┌──

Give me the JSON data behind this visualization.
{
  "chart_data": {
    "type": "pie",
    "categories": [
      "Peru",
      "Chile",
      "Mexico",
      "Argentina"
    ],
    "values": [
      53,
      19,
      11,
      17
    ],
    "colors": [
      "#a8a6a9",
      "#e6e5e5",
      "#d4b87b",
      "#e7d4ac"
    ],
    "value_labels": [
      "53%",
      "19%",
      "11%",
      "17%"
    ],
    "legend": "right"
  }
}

└──
┌──

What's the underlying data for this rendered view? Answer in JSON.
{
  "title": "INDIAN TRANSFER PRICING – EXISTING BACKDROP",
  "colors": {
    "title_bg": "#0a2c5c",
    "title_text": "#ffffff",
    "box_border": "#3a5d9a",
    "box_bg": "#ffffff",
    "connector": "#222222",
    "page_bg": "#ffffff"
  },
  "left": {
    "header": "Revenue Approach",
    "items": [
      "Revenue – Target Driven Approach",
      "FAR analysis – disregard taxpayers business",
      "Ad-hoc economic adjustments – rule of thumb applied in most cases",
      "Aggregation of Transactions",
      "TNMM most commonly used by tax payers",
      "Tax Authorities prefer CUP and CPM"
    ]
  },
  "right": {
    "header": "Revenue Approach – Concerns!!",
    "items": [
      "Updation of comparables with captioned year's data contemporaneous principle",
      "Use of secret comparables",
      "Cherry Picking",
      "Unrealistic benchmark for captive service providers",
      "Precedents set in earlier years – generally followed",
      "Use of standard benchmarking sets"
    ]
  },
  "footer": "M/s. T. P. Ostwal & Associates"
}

└──

• Work instructions:
The lines above form a set of records; determine how many of them contain the string "header" and give that number alone.

• Task response:
2